Goal of the exercise -
Turn everything from the start of the records down to the line containing "The inclined cantilever beam 1" into a numbered list, skipping blank lines and leaving out the pictures.

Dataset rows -

start

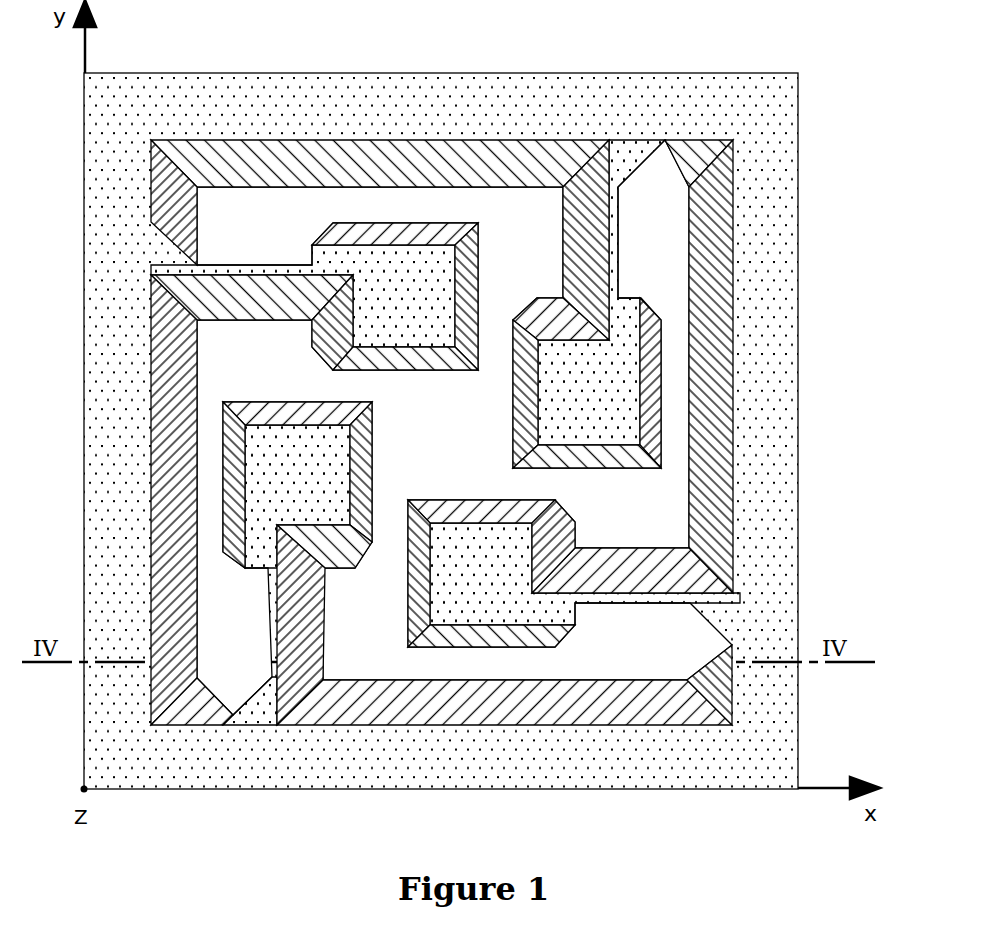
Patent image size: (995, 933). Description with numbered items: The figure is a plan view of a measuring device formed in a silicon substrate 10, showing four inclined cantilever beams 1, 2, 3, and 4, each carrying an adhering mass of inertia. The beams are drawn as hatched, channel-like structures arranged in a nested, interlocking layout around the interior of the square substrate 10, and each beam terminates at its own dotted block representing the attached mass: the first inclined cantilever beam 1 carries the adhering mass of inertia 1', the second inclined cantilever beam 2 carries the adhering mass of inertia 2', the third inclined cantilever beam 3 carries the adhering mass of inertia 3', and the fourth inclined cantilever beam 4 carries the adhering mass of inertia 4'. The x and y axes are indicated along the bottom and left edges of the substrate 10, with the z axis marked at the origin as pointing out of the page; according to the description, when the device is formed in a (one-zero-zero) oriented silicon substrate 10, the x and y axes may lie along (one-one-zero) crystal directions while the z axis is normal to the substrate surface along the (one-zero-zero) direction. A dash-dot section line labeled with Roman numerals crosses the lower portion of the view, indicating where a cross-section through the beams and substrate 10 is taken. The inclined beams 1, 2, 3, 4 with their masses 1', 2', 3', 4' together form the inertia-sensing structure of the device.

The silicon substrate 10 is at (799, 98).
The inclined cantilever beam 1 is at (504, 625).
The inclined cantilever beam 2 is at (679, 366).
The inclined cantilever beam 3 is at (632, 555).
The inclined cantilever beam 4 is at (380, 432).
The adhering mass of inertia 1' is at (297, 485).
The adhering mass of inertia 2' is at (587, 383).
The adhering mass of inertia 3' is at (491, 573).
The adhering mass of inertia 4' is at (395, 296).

end

Finished task -
1. Patent image size: (995, 933). Description with numbered items: The figure is a plan view of a measuring device formed in a silicon substrate 10, showing four inclined cantilever beams 1, 2, 3, and 4, each carrying an adhering mass of inertia. The beams are drawn as hatched, channel-like structures arranged in a nested, interlocking layout around the interior of the square substrate 10, and each beam terminates at its own dotted block representing the attached mass: the first inclined cantilever beam 1 carries the adhering mass of inertia 1', the second inclined cantilever beam 2 carries the adhering mass of inertia 2', the third inclined cantilever beam 3 carries the adhering mass of inertia 3', and the fourth inclined cantilever beam 4 carries the adhering mass of inertia 4'. The x and y axes are indicated along the bottom and left edges of the substrate 10, with the z axis marked at the origin as pointing out of the page; according to the description, when the device is formed in a (one-zero-zero) oriented silicon substrate 10, the x and y axes may lie along (one-one-zero) crystal directions while the z axis is normal to the substrate surface along the (one-zero-zero) direction. A dash-dot section line labeled with Roman numerals crosses the lower portion of the view, indicating where a cross-section through the beams and substrate 10 is taken. The inclined beams 1, 2, 3, 4 with their masses 1', 2', 3', 4' together form the inertia-sensing structure of the device.
2. The silicon substrate 10 is at (799, 98).
3. The inclined cantilever beam 1 is at (504, 625).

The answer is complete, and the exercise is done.